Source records

= = =

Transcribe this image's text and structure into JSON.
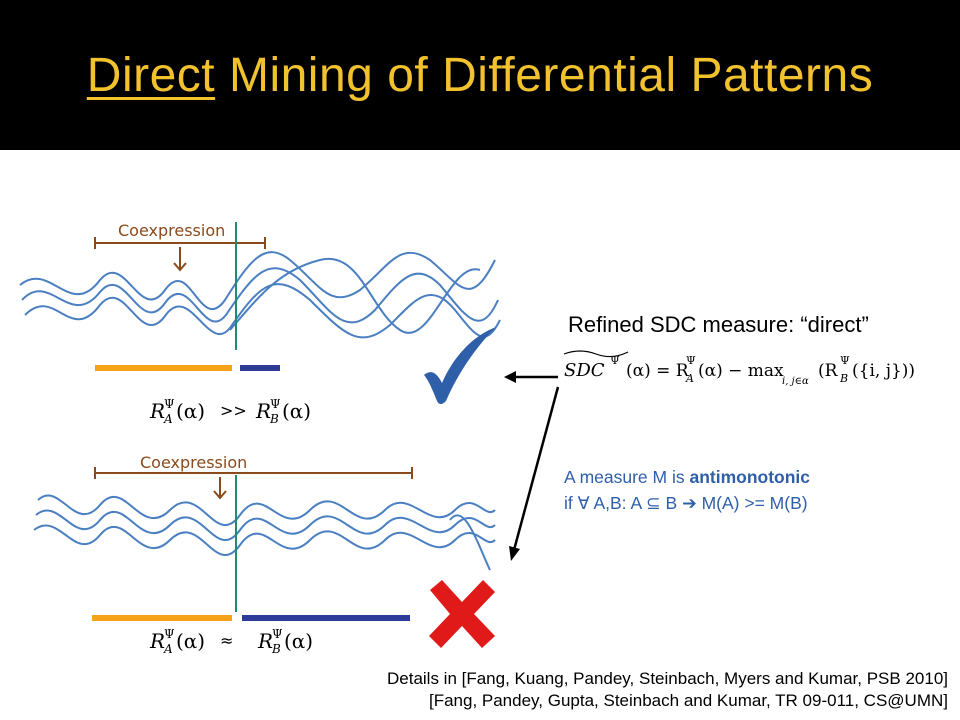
{
  "title": {
    "underlined": "Direct",
    "rest": " Mining of Differential Patterns"
  },
  "top_panel": {
    "label": "Coexpression",
    "relation": ">>"
  },
  "bottom_panel": {
    "label": "Coexpression",
    "relation": "≈"
  },
  "refined_text": "Refined SDC measure: “direct”",
  "formula": {
    "lhs": "SDC",
    "sup": "Ψ",
    "arg": "(α) = R",
    "rest": "(α) − max",
    "sub2": "i, j∈α",
    "tail": "(R",
    "tail2": "({i, j}))"
  },
  "antimonotonic": {
    "line1_prefix": "A measure M is ",
    "line1_bold": "antimonotonic",
    "line2": "if ∀ A,B: A ⊆ B ➔ M(A) >= M(B)"
  },
  "details": {
    "line1": "Details in [Fang, Kuang, Pandey, Steinbach, Myers and Kumar, PSB 2010]",
    "line2": "[Fang, Pandey, Gupta, Steinbach and Kumar, TR 09-011, CS@UMN]"
  },
  "colors": {
    "title": "#f2c12e",
    "wave": "#4a7fc1",
    "orange_bar": "#f5a21b",
    "blue_bar": "#2e3b99",
    "check": "#2e5fa8",
    "cross": "#e01919",
    "bracket": "#8a4a1c",
    "green_line": "#1e8c6e"
  }
}
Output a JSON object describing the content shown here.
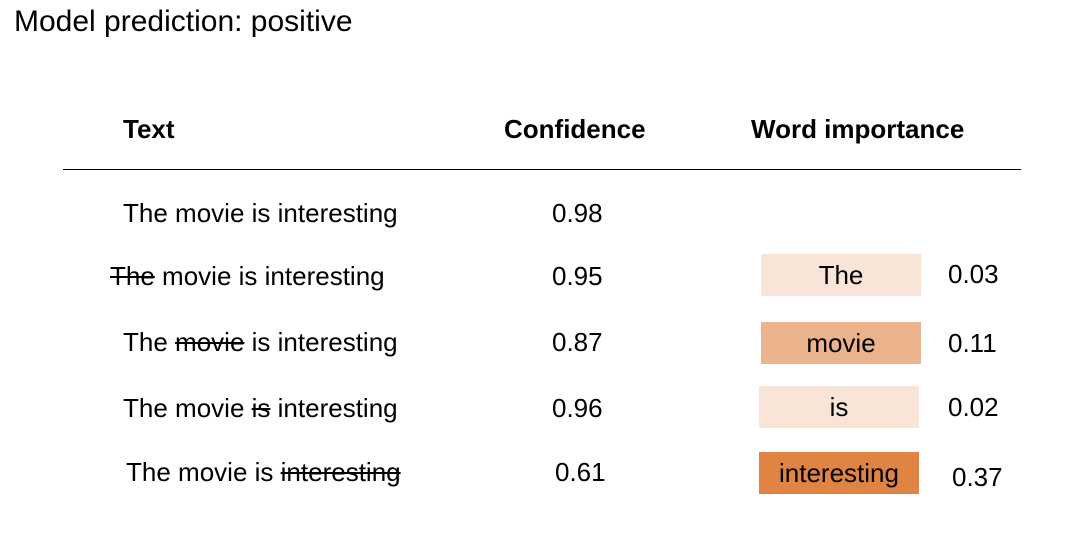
{
  "title": "Model prediction: positive",
  "headers": {
    "text": "Text",
    "confidence": "Confidence",
    "importance": "Word importance"
  },
  "colors": {
    "light": "#f8e5d8",
    "medium": "#ebb38b",
    "strong": "#e08443"
  },
  "rows": [
    {
      "words": [
        "The",
        "movie",
        "is",
        "interesting"
      ],
      "removed_index": -1,
      "confidence": "0.98",
      "importance_word": "",
      "importance_value": "",
      "box_color": ""
    },
    {
      "words": [
        "The",
        "movie",
        "is",
        "interesting"
      ],
      "removed_index": 0,
      "confidence": "0.95",
      "importance_word": "The",
      "importance_value": "0.03",
      "box_color": "#f8e5d8"
    },
    {
      "words": [
        "The",
        "movie",
        "is",
        "interesting"
      ],
      "removed_index": 1,
      "confidence": "0.87",
      "importance_word": "movie",
      "importance_value": "0.11",
      "box_color": "#ebb38b"
    },
    {
      "words": [
        "The",
        "movie",
        "is",
        "interesting"
      ],
      "removed_index": 2,
      "confidence": "0.96",
      "importance_word": "is",
      "importance_value": "0.02",
      "box_color": "#f8e5d8"
    },
    {
      "words": [
        "The",
        "movie",
        "is",
        "interesting"
      ],
      "removed_index": 3,
      "confidence": "0.61",
      "importance_word": "interesting",
      "importance_value": "0.37",
      "box_color": "#e08443"
    }
  ]
}
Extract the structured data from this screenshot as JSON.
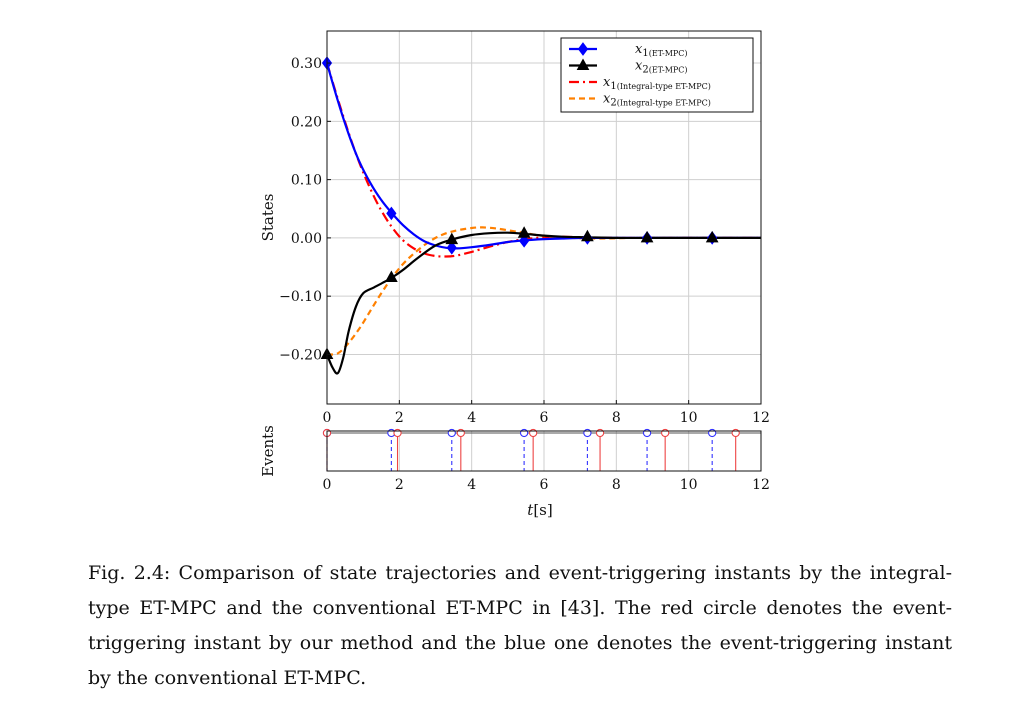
{
  "chart_data": [
    {
      "type": "line",
      "ylabel": "States",
      "xlim": [
        0,
        12
      ],
      "ylim": [
        -0.285,
        0.355
      ],
      "xticks": [
        0,
        2,
        4,
        6,
        8,
        10,
        12
      ],
      "xtick_labels": [
        "0",
        "2",
        "4",
        "6",
        "8",
        "10",
        "12"
      ],
      "yticks": [
        0.3,
        0.2,
        0.1,
        0.0,
        -0.1,
        -0.2
      ],
      "ytick_labels": [
        "0.30",
        "0.20",
        "0.10",
        "0.00",
        "−0.10",
        "−0.20"
      ],
      "grid": true,
      "legend_position": "top-right",
      "series": [
        {
          "name": "x1 (ET-MPC)",
          "legend_main": "x",
          "legend_sub": "1",
          "legend_note": "(ET-MPC)",
          "color": "#0000ff",
          "dash": "none",
          "marker": "diamond",
          "x": [
            0,
            0.3,
            0.6,
            0.9,
            1.2,
            1.5,
            1.8,
            2.1,
            2.4,
            2.7,
            3.0,
            3.3,
            3.6,
            4.0,
            4.5,
            5.0,
            5.5,
            6.0,
            6.5,
            7.2,
            8.0,
            8.9,
            10.0,
            10.7,
            12.0
          ],
          "y": [
            0.3,
            0.235,
            0.178,
            0.13,
            0.094,
            0.065,
            0.042,
            0.022,
            0.006,
            -0.006,
            -0.013,
            -0.017,
            -0.018,
            -0.016,
            -0.012,
            -0.007,
            -0.004,
            -0.002,
            -0.001,
            0.0,
            0.0,
            0.0,
            0.0,
            0.0,
            0.0
          ],
          "marker_x": [
            0,
            1.78,
            3.45,
            5.45,
            7.2,
            8.85,
            10.65
          ],
          "marker_y": [
            0.3,
            0.042,
            -0.017,
            -0.005,
            0.0,
            0.0,
            0.0
          ]
        },
        {
          "name": "x2 (ET-MPC)",
          "legend_main": "x",
          "legend_sub": "2",
          "legend_note": "(ET-MPC)",
          "color": "#000000",
          "dash": "none",
          "marker": "triangle",
          "x": [
            0,
            0.15,
            0.3,
            0.45,
            0.6,
            0.8,
            1.0,
            1.3,
            1.6,
            1.8,
            2.1,
            2.5,
            3.0,
            3.5,
            4.0,
            4.5,
            5.0,
            5.45,
            6.0,
            6.5,
            7.2,
            8.0,
            8.85,
            10.0,
            10.65,
            12.0
          ],
          "y": [
            -0.2,
            -0.222,
            -0.232,
            -0.205,
            -0.16,
            -0.118,
            -0.095,
            -0.085,
            -0.075,
            -0.068,
            -0.055,
            -0.035,
            -0.013,
            -0.002,
            0.005,
            0.008,
            0.009,
            0.007,
            0.004,
            0.002,
            0.001,
            0.0,
            0.0,
            0.0,
            0.0,
            0.0
          ],
          "marker_x": [
            0,
            1.78,
            3.45,
            5.45,
            7.2,
            8.85,
            10.65
          ],
          "marker_y": [
            -0.2,
            -0.068,
            -0.003,
            0.008,
            0.002,
            0.0,
            0.0
          ]
        },
        {
          "name": "x1 (Integral-type ET-MPC)",
          "legend_main": "x",
          "legend_sub": "1",
          "legend_note": "(Integral-type ET-MPC)",
          "color": "#ff0000",
          "dash": "10,4,2,4",
          "marker": "none",
          "x": [
            0,
            0.3,
            0.6,
            0.9,
            1.2,
            1.5,
            1.8,
            2.1,
            2.4,
            2.7,
            3.0,
            3.3,
            3.6,
            4.0,
            4.5,
            5.0,
            5.5,
            6.0,
            6.5,
            7.0,
            8.0,
            10.0,
            12.0
          ],
          "y": [
            0.3,
            0.238,
            0.18,
            0.128,
            0.084,
            0.047,
            0.018,
            -0.004,
            -0.018,
            -0.027,
            -0.031,
            -0.032,
            -0.03,
            -0.024,
            -0.015,
            -0.007,
            -0.002,
            0.001,
            0.002,
            0.001,
            0.0,
            0.0,
            0.0
          ]
        },
        {
          "name": "x2 (Integral-type ET-MPC)",
          "legend_main": "x",
          "legend_sub": "2",
          "legend_note": "(Integral-type ET-MPC)",
          "color": "#ff8000",
          "dash": "6,4",
          "marker": "none",
          "x": [
            0,
            0.3,
            0.6,
            0.9,
            1.2,
            1.5,
            1.8,
            2.1,
            2.4,
            2.7,
            3.0,
            3.3,
            3.6,
            4.0,
            4.3,
            4.7,
            5.2,
            5.7,
            6.2,
            6.8,
            7.5,
            8.5,
            10.0,
            12.0
          ],
          "y": [
            -0.2,
            -0.198,
            -0.18,
            -0.155,
            -0.125,
            -0.095,
            -0.068,
            -0.045,
            -0.027,
            -0.012,
            0.0,
            0.008,
            0.013,
            0.017,
            0.018,
            0.016,
            0.011,
            0.006,
            0.002,
            0.0,
            -0.001,
            0.0,
            0.0,
            0.0
          ]
        }
      ]
    },
    {
      "type": "stem",
      "ylabel": "Events",
      "xlabel_main": "t",
      "xlabel_unit": "[s]",
      "xlim": [
        0,
        12
      ],
      "xticks": [
        0,
        2,
        4,
        6,
        8,
        10,
        12
      ],
      "xtick_labels": [
        "0",
        "2",
        "4",
        "6",
        "8",
        "10",
        "12"
      ],
      "series": [
        {
          "name": "ET-MPC",
          "color": "#3333ff",
          "dash": "4,3",
          "x": [
            0,
            1.78,
            3.45,
            5.45,
            7.2,
            8.85,
            10.65
          ]
        },
        {
          "name": "Integral-type ET-MPC",
          "color": "#ee4444",
          "dash": "none",
          "x": [
            0,
            1.95,
            3.7,
            5.7,
            7.55,
            9.35,
            11.3
          ]
        }
      ]
    }
  ],
  "caption": "Fig. 2.4:  Comparison of state trajectories and event-triggering instants by the integral-type ET-MPC and the conventional ET-MPC in [43].  The red circle denotes the event-triggering instant by our method and the blue one denotes the event-triggering instant by the conventional ET-MPC."
}
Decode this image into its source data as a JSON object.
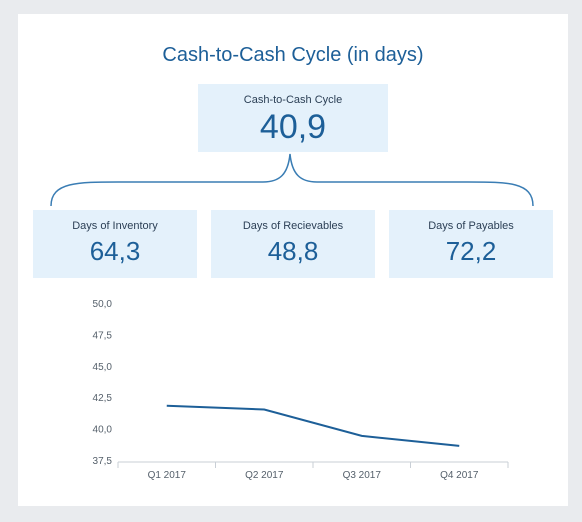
{
  "title": "Cash-to-Cash Cycle (in days)",
  "kpis": {
    "main": {
      "label": "Cash-to-Cash Cycle",
      "value": "40,9"
    },
    "inventory": {
      "label": "Days of Inventory",
      "value": "64,3"
    },
    "receivables": {
      "label": "Days of Recievables",
      "value": "48,8"
    },
    "payables": {
      "label": "Days of Payables",
      "value": "72,2"
    }
  },
  "colors": {
    "accent": "#1d5f98",
    "kpi_bg": "#e4f1fb",
    "line": "#1d5f98"
  },
  "chart_data": {
    "type": "line",
    "categories": [
      "Q1 2017",
      "Q2 2017",
      "Q3 2017",
      "Q4 2017"
    ],
    "series": [
      {
        "values": [
          41.9,
          41.6,
          39.5,
          38.7
        ]
      }
    ],
    "y_ticks": [
      "50,0",
      "47,5",
      "45,0",
      "42,5",
      "40,0",
      "37,5"
    ],
    "ylim": [
      37.5,
      50.0
    ],
    "grid": false
  }
}
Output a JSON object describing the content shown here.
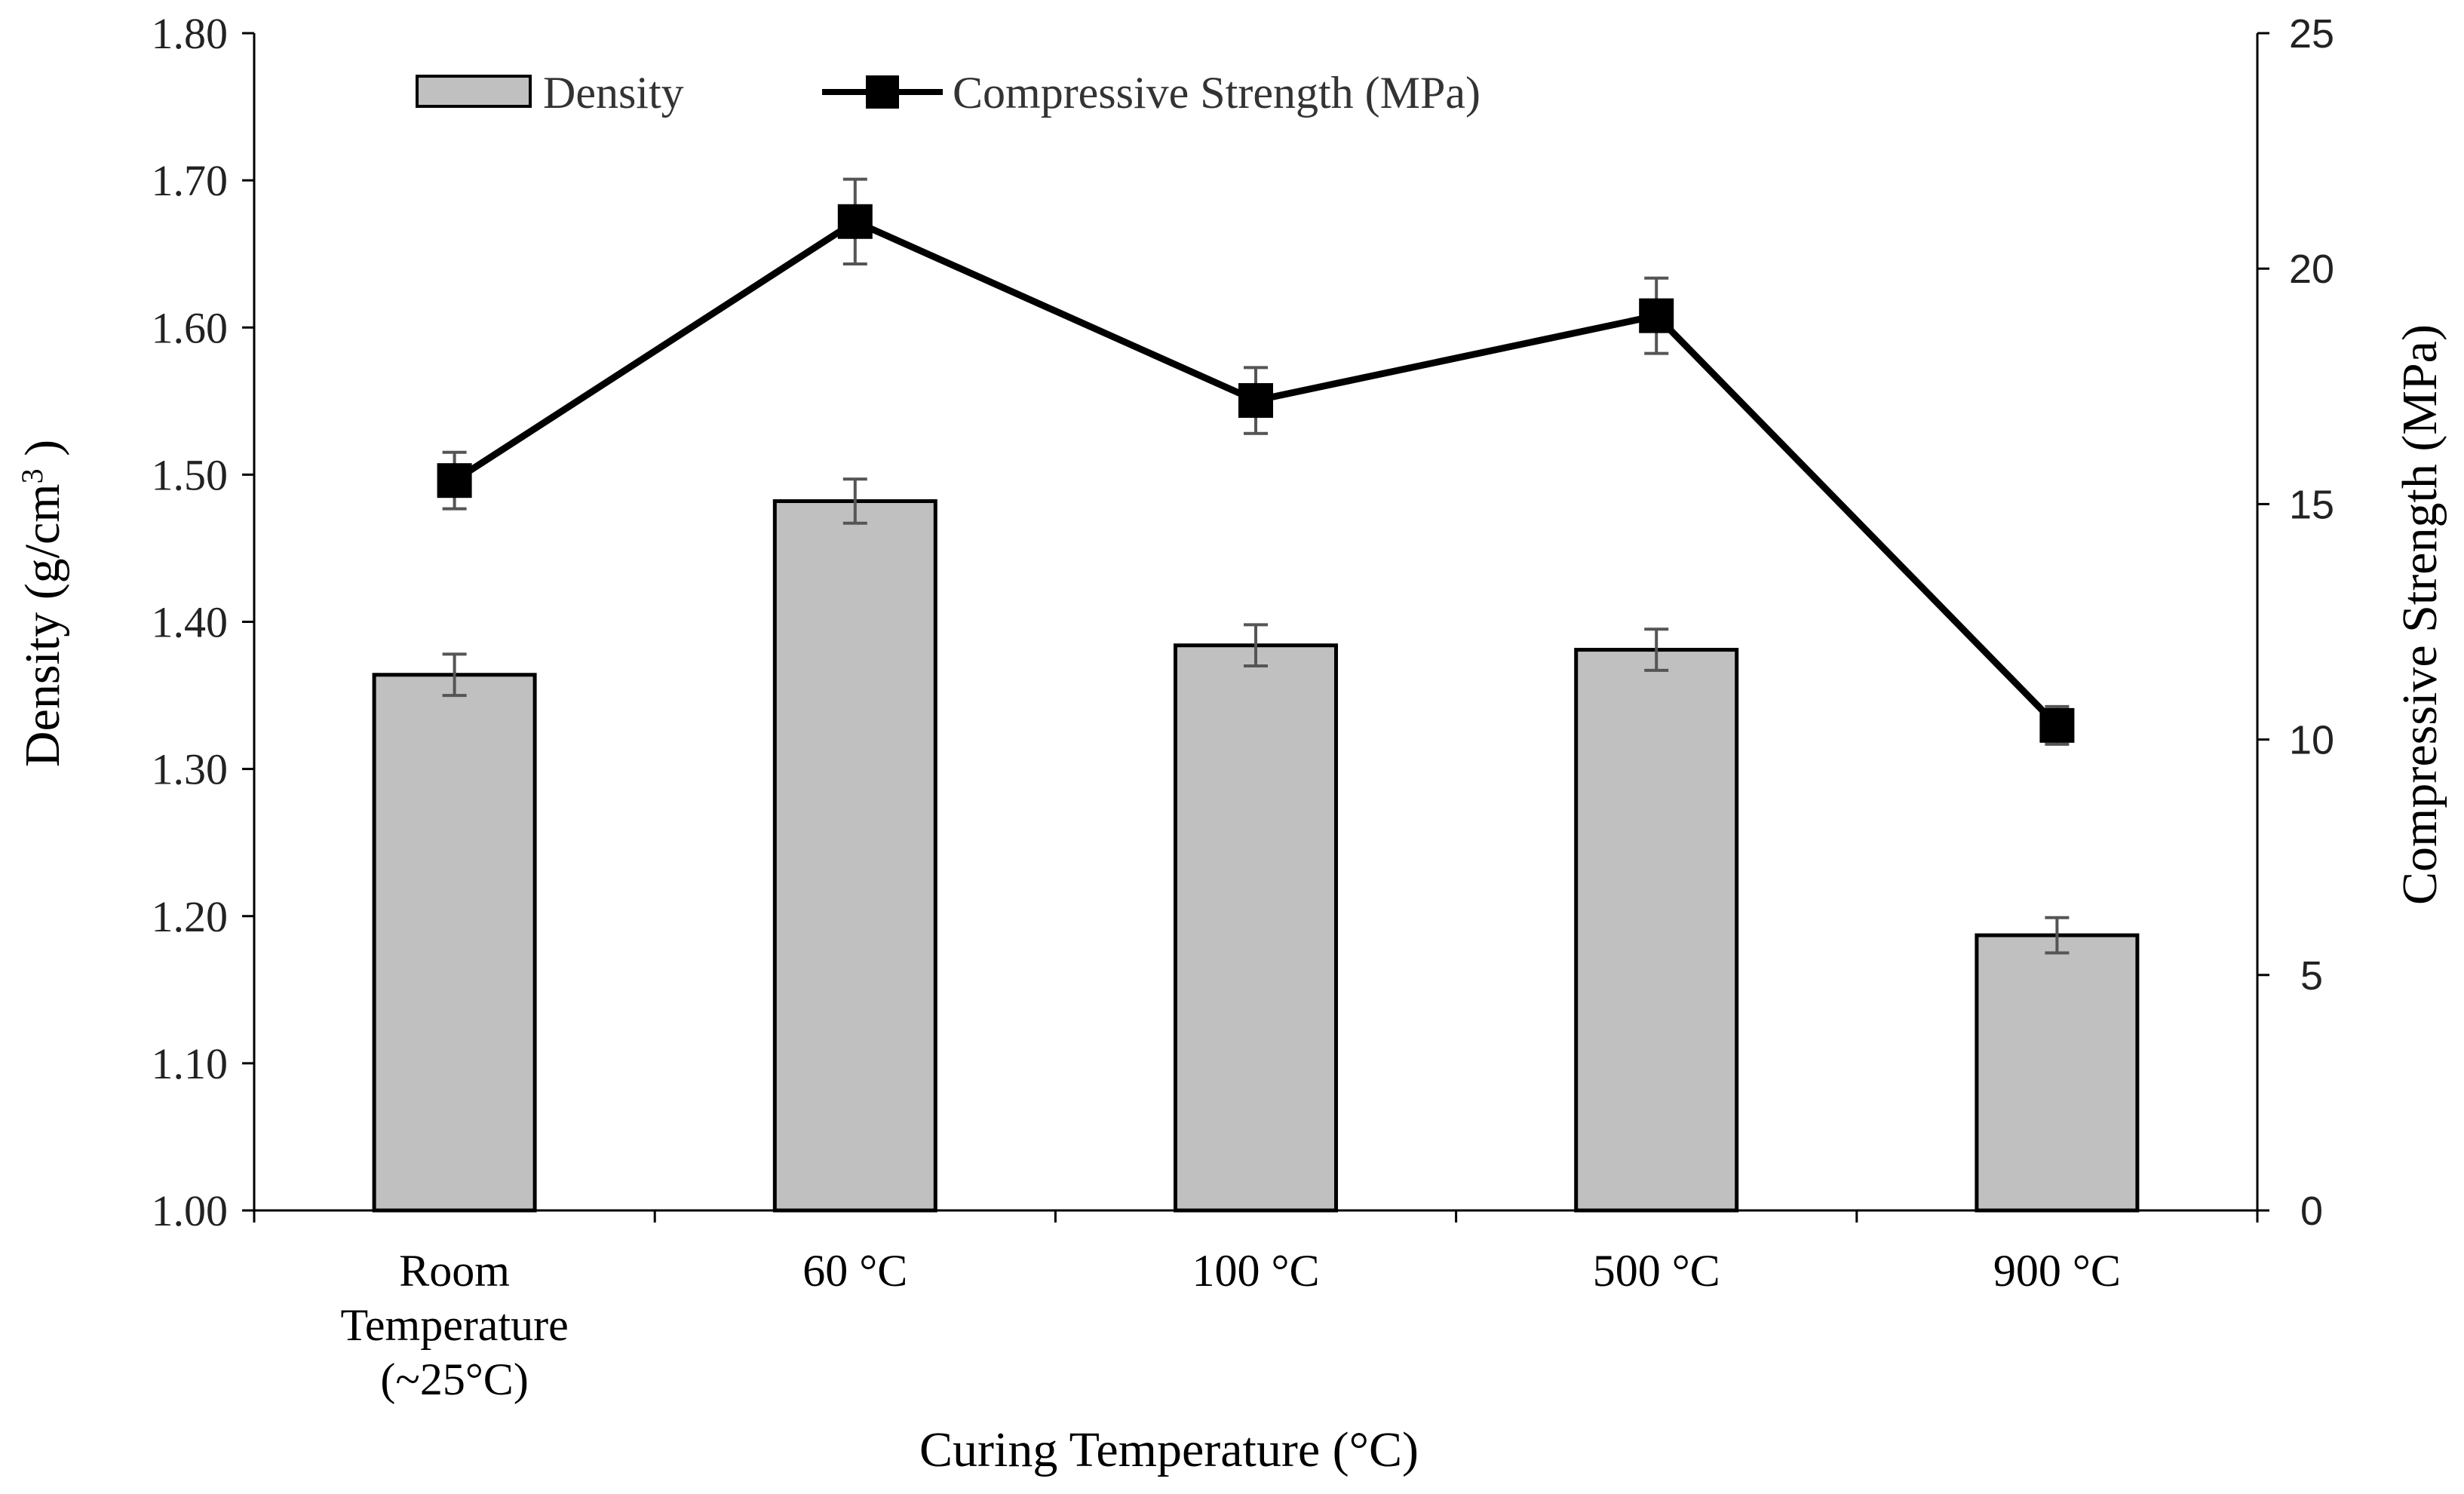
{
  "chart_data": {
    "type": "bar",
    "title": "",
    "categories": [
      [
        "Room",
        "Temperature",
        "(~25°C)"
      ],
      [
        "60 °C"
      ],
      [
        "100 °C"
      ],
      [
        "500 °C"
      ],
      [
        "900 °C"
      ]
    ],
    "xlabel": "Curing Temperature (°C)",
    "ylabel_left": "Density (g/cm",
    "ylabel_left_sup": "3",
    "ylabel_left_tail": " )",
    "ylabel_right": "Compressive Strength (MPa)",
    "ylim_left": [
      1.0,
      1.8
    ],
    "yticks_left": [
      "1.00",
      "1.10",
      "1.20",
      "1.30",
      "1.40",
      "1.50",
      "1.60",
      "1.70",
      "1.80"
    ],
    "ylim_right": [
      0,
      25
    ],
    "yticks_right": [
      "0",
      "5",
      "10",
      "15",
      "20",
      "25"
    ],
    "series": [
      {
        "name": "Density",
        "kind": "bar",
        "axis": "left",
        "values": [
          1.364,
          1.482,
          1.384,
          1.381,
          1.187
        ],
        "errors": [
          0.014,
          0.015,
          0.014,
          0.014,
          0.012
        ],
        "color": "#c0c0c0"
      },
      {
        "name": "Compressive Strength (MPa)",
        "kind": "line",
        "axis": "right",
        "values": [
          15.5,
          21.0,
          17.2,
          19.0,
          10.3
        ],
        "errors": [
          0.6,
          0.9,
          0.7,
          0.8,
          0.4
        ],
        "color": "#000000"
      }
    ],
    "legend": [
      "Density",
      "Compressive Strength (MPa)"
    ],
    "legend_position": "top-left",
    "grid": false
  }
}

= = =

The exercise
Scan the material above. Copy each line where "name" occurs.

Expected answer
          "name": "x1 (ET-MPC)",
          "name": "x2 (ET-MPC)",
          "name": "x1 (Integral-type ET-MPC)",
          "name": "x2 (Integral-type ET-MPC)",
          "name": "ET-MPC",
          "name": "Integral-type ET-MPC",
        "name": "Density",
        "name": "Compressive Strength (MPa)",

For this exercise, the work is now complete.